→ Records for the exercise

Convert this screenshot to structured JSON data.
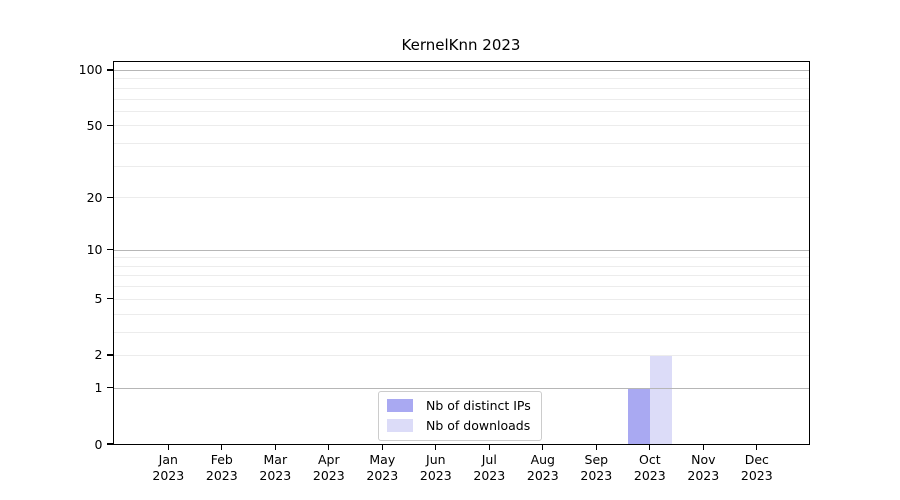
{
  "chart_data": {
    "type": "bar",
    "title": "KernelKnn 2023",
    "categories": [
      "Jan 2023",
      "Feb 2023",
      "Mar 2023",
      "Apr 2023",
      "May 2023",
      "Jun 2023",
      "Jul 2023",
      "Aug 2023",
      "Sep 2023",
      "Oct 2023",
      "Nov 2023",
      "Dec 2023"
    ],
    "series": [
      {
        "name": "Nb of distinct IPs",
        "color": "#a9a9f2",
        "values": [
          0,
          0,
          0,
          0,
          0,
          0,
          0,
          0,
          0,
          1,
          0,
          0
        ]
      },
      {
        "name": "Nb of downloads",
        "color": "#dcdcf8",
        "values": [
          0,
          0,
          0,
          0,
          0,
          0,
          0,
          0,
          0,
          2,
          0,
          0
        ]
      }
    ],
    "xlabel": "",
    "ylabel": "",
    "yscale": "log1p",
    "ytick_values": [
      0,
      1,
      2,
      5,
      10,
      20,
      50,
      100
    ],
    "ytick_labels": [
      "0",
      "1",
      "2",
      "5",
      "10",
      "20",
      "50",
      "100"
    ],
    "ylim": [
      0,
      110
    ],
    "grid": "horizontal",
    "legend_position": "lower center"
  },
  "colors": {
    "axis": "#000000",
    "major_grid": "#b6b6b6",
    "minor_grid": "#ececec",
    "legend_border": "#cccccc",
    "background": "#ffffff",
    "text": "#000000"
  }
}
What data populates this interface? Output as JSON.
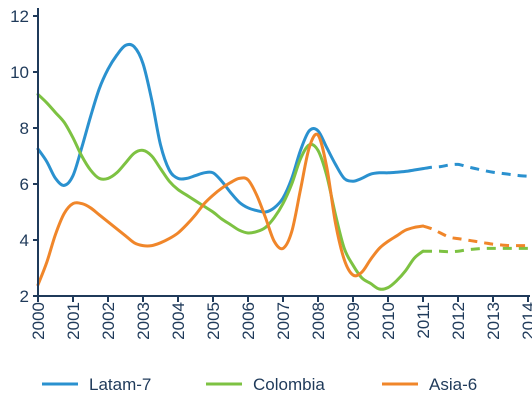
{
  "chart_data": {
    "type": "line",
    "title": "",
    "xlabel": "",
    "ylabel": "",
    "xlim": [
      2000,
      2014
    ],
    "ylim": [
      2,
      12
    ],
    "y_ticks": [
      "2",
      "4",
      "6",
      "8",
      "10",
      "12"
    ],
    "x_ticks": [
      "2000",
      "2001",
      "2002",
      "2003",
      "2004",
      "2005",
      "2006",
      "2007",
      "2008",
      "2009",
      "2010",
      "2011",
      "2012",
      "2013",
      "2014"
    ],
    "grid": false,
    "legend_position": "bottom",
    "axis_color": "#1f3a5a",
    "series": [
      {
        "name": "Latam-7",
        "color": "#2a91cf",
        "forecast_from": 2011.0,
        "points": [
          [
            2000.0,
            7.25
          ],
          [
            2000.25,
            6.8
          ],
          [
            2000.5,
            6.2
          ],
          [
            2000.75,
            5.95
          ],
          [
            2001.0,
            6.3
          ],
          [
            2001.25,
            7.3
          ],
          [
            2001.5,
            8.4
          ],
          [
            2001.75,
            9.4
          ],
          [
            2002.0,
            10.1
          ],
          [
            2002.25,
            10.6
          ],
          [
            2002.5,
            10.95
          ],
          [
            2002.75,
            10.9
          ],
          [
            2003.0,
            10.3
          ],
          [
            2003.25,
            9.0
          ],
          [
            2003.5,
            7.4
          ],
          [
            2003.75,
            6.5
          ],
          [
            2004.0,
            6.2
          ],
          [
            2004.25,
            6.2
          ],
          [
            2004.5,
            6.3
          ],
          [
            2004.75,
            6.4
          ],
          [
            2005.0,
            6.4
          ],
          [
            2005.25,
            6.1
          ],
          [
            2005.5,
            5.7
          ],
          [
            2005.75,
            5.35
          ],
          [
            2006.0,
            5.15
          ],
          [
            2006.25,
            5.05
          ],
          [
            2006.5,
            5.0
          ],
          [
            2006.75,
            5.15
          ],
          [
            2007.0,
            5.5
          ],
          [
            2007.25,
            6.2
          ],
          [
            2007.5,
            7.2
          ],
          [
            2007.75,
            7.9
          ],
          [
            2008.0,
            7.9
          ],
          [
            2008.25,
            7.3
          ],
          [
            2008.5,
            6.7
          ],
          [
            2008.75,
            6.2
          ],
          [
            2009.0,
            6.1
          ],
          [
            2009.25,
            6.2
          ],
          [
            2009.5,
            6.35
          ],
          [
            2009.75,
            6.4
          ],
          [
            2010.0,
            6.4
          ],
          [
            2010.25,
            6.42
          ],
          [
            2010.5,
            6.45
          ],
          [
            2010.75,
            6.5
          ],
          [
            2011.0,
            6.55
          ],
          [
            2011.25,
            6.6
          ],
          [
            2011.5,
            6.62
          ],
          [
            2011.75,
            6.68
          ],
          [
            2012.0,
            6.7
          ],
          [
            2012.25,
            6.62
          ],
          [
            2012.5,
            6.55
          ],
          [
            2012.75,
            6.48
          ],
          [
            2013.0,
            6.42
          ],
          [
            2013.25,
            6.38
          ],
          [
            2013.5,
            6.34
          ],
          [
            2013.75,
            6.3
          ],
          [
            2014.0,
            6.28
          ]
        ]
      },
      {
        "name": "Colombia",
        "color": "#7dc242",
        "forecast_from": 2011.0,
        "points": [
          [
            2000.0,
            9.2
          ],
          [
            2000.25,
            8.9
          ],
          [
            2000.5,
            8.55
          ],
          [
            2000.75,
            8.2
          ],
          [
            2001.0,
            7.65
          ],
          [
            2001.25,
            7.0
          ],
          [
            2001.5,
            6.5
          ],
          [
            2001.75,
            6.2
          ],
          [
            2002.0,
            6.2
          ],
          [
            2002.25,
            6.4
          ],
          [
            2002.5,
            6.75
          ],
          [
            2002.75,
            7.1
          ],
          [
            2003.0,
            7.2
          ],
          [
            2003.25,
            7.0
          ],
          [
            2003.5,
            6.55
          ],
          [
            2003.75,
            6.1
          ],
          [
            2004.0,
            5.8
          ],
          [
            2004.25,
            5.6
          ],
          [
            2004.5,
            5.4
          ],
          [
            2004.75,
            5.2
          ],
          [
            2005.0,
            5.0
          ],
          [
            2005.25,
            4.75
          ],
          [
            2005.5,
            4.55
          ],
          [
            2005.75,
            4.35
          ],
          [
            2006.0,
            4.25
          ],
          [
            2006.25,
            4.3
          ],
          [
            2006.5,
            4.45
          ],
          [
            2006.75,
            4.8
          ],
          [
            2007.0,
            5.3
          ],
          [
            2007.25,
            6.0
          ],
          [
            2007.5,
            6.9
          ],
          [
            2007.75,
            7.4
          ],
          [
            2008.0,
            7.2
          ],
          [
            2008.25,
            6.3
          ],
          [
            2008.5,
            4.9
          ],
          [
            2008.75,
            3.7
          ],
          [
            2009.0,
            3.1
          ],
          [
            2009.25,
            2.65
          ],
          [
            2009.5,
            2.45
          ],
          [
            2009.75,
            2.25
          ],
          [
            2010.0,
            2.3
          ],
          [
            2010.25,
            2.55
          ],
          [
            2010.5,
            2.9
          ],
          [
            2010.75,
            3.35
          ],
          [
            2011.0,
            3.6
          ],
          [
            2011.25,
            3.6
          ],
          [
            2011.5,
            3.6
          ],
          [
            2011.75,
            3.58
          ],
          [
            2012.0,
            3.6
          ],
          [
            2012.25,
            3.65
          ],
          [
            2012.5,
            3.68
          ],
          [
            2012.75,
            3.7
          ],
          [
            2013.0,
            3.7
          ],
          [
            2013.25,
            3.7
          ],
          [
            2013.5,
            3.7
          ],
          [
            2013.75,
            3.7
          ],
          [
            2014.0,
            3.7
          ]
        ]
      },
      {
        "name": "Asia-6",
        "color": "#f0862a",
        "forecast_from": 2011.0,
        "points": [
          [
            2000.0,
            2.4
          ],
          [
            2000.25,
            3.2
          ],
          [
            2000.5,
            4.2
          ],
          [
            2000.75,
            4.95
          ],
          [
            2001.0,
            5.3
          ],
          [
            2001.25,
            5.3
          ],
          [
            2001.5,
            5.15
          ],
          [
            2001.75,
            4.9
          ],
          [
            2002.0,
            4.65
          ],
          [
            2002.25,
            4.4
          ],
          [
            2002.5,
            4.15
          ],
          [
            2002.75,
            3.9
          ],
          [
            2003.0,
            3.8
          ],
          [
            2003.25,
            3.8
          ],
          [
            2003.5,
            3.9
          ],
          [
            2003.75,
            4.05
          ],
          [
            2004.0,
            4.25
          ],
          [
            2004.25,
            4.55
          ],
          [
            2004.5,
            4.9
          ],
          [
            2004.75,
            5.3
          ],
          [
            2005.0,
            5.6
          ],
          [
            2005.25,
            5.85
          ],
          [
            2005.5,
            6.05
          ],
          [
            2005.75,
            6.2
          ],
          [
            2006.0,
            6.15
          ],
          [
            2006.25,
            5.6
          ],
          [
            2006.5,
            4.8
          ],
          [
            2006.75,
            3.95
          ],
          [
            2007.0,
            3.7
          ],
          [
            2007.25,
            4.3
          ],
          [
            2007.5,
            5.8
          ],
          [
            2007.75,
            7.3
          ],
          [
            2008.0,
            7.75
          ],
          [
            2008.25,
            6.6
          ],
          [
            2008.5,
            4.6
          ],
          [
            2008.75,
            3.3
          ],
          [
            2009.0,
            2.75
          ],
          [
            2009.25,
            2.85
          ],
          [
            2009.5,
            3.3
          ],
          [
            2009.75,
            3.7
          ],
          [
            2010.0,
            3.95
          ],
          [
            2010.25,
            4.15
          ],
          [
            2010.5,
            4.35
          ],
          [
            2010.75,
            4.45
          ],
          [
            2011.0,
            4.5
          ],
          [
            2011.25,
            4.4
          ],
          [
            2011.5,
            4.25
          ],
          [
            2011.75,
            4.1
          ],
          [
            2012.0,
            4.05
          ],
          [
            2012.25,
            4.0
          ],
          [
            2012.5,
            3.95
          ],
          [
            2012.75,
            3.9
          ],
          [
            2013.0,
            3.85
          ],
          [
            2013.25,
            3.82
          ],
          [
            2013.5,
            3.8
          ],
          [
            2013.75,
            3.8
          ],
          [
            2014.0,
            3.8
          ]
        ]
      }
    ]
  }
}
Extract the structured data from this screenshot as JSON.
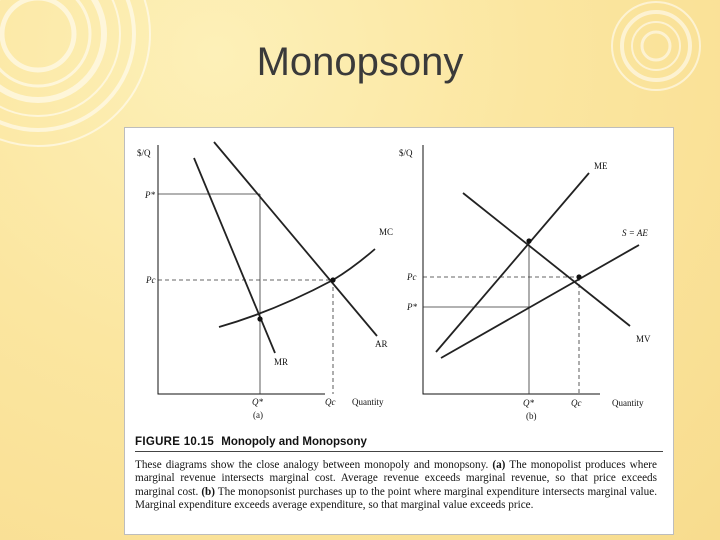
{
  "slide": {
    "title": "Monopsony"
  },
  "figure": {
    "number": "FIGURE 10.15",
    "name": "Monopoly and Monopsony",
    "caption": {
      "intro": "These diagrams show the close analogy between monopoly and monopsony.",
      "a_label": "(a)",
      "a_text": "The monopolist produces where marginal revenue intersects marginal cost. Average revenue exceeds marginal revenue, so that price exceeds marginal cost.",
      "b_label": "(b)",
      "b_text": "The monopsonist purchases up to the point where marginal expenditure intersects marginal value. Marginal expenditure exceeds average expenditure, so that marginal value exceeds price."
    },
    "panel_a": {
      "y_axis_label": "$/Q",
      "x_axis_label": "Quantity",
      "panel_label": "(a)",
      "price_labels": [
        "P*",
        "Pc"
      ],
      "quantity_labels": [
        "Q*",
        "Qc"
      ],
      "curves": [
        "MC",
        "AR",
        "MR"
      ]
    },
    "panel_b": {
      "y_axis_label": "$/Q",
      "x_axis_label": "Quantity",
      "panel_label": "(b)",
      "price_labels": [
        "Pc",
        "P*"
      ],
      "quantity_labels": [
        "Q*",
        "Qc"
      ],
      "curves": [
        "ME",
        "S = AE",
        "MV"
      ]
    }
  }
}
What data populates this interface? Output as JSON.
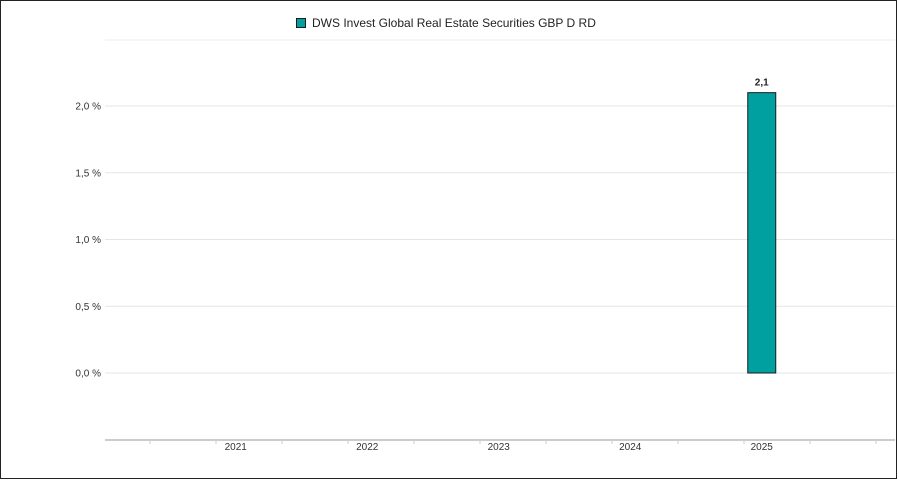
{
  "chart_data": {
    "type": "bar",
    "title": "",
    "xlabel": "",
    "ylabel": "",
    "categories": [
      "2021",
      "2022",
      "2023",
      "2024",
      "2025"
    ],
    "series": [
      {
        "name": "DWS Invest Global Real Estate Securities GBP D RD",
        "color": "#00a0a0",
        "values": [
          null,
          null,
          null,
          null,
          2.1
        ],
        "data_labels": [
          "",
          "",
          "",
          "",
          "2,1"
        ]
      }
    ],
    "y_ticks": [
      {
        "value": 0.0,
        "label": "0,0 %"
      },
      {
        "value": 0.5,
        "label": "0,5 %"
      },
      {
        "value": 1.0,
        "label": "1,0 %"
      },
      {
        "value": 1.5,
        "label": "1,5 %"
      },
      {
        "value": 2.0,
        "label": "2,0 %"
      }
    ],
    "ylim": [
      -0.5,
      2.5
    ],
    "grid": true,
    "legend_position": "top-center"
  }
}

→ Goal of the exercise
Show every line in the records above that contains the word "center".

→ Exercise response
    "legend_position": "lower center"
    "legend_position": "top-center"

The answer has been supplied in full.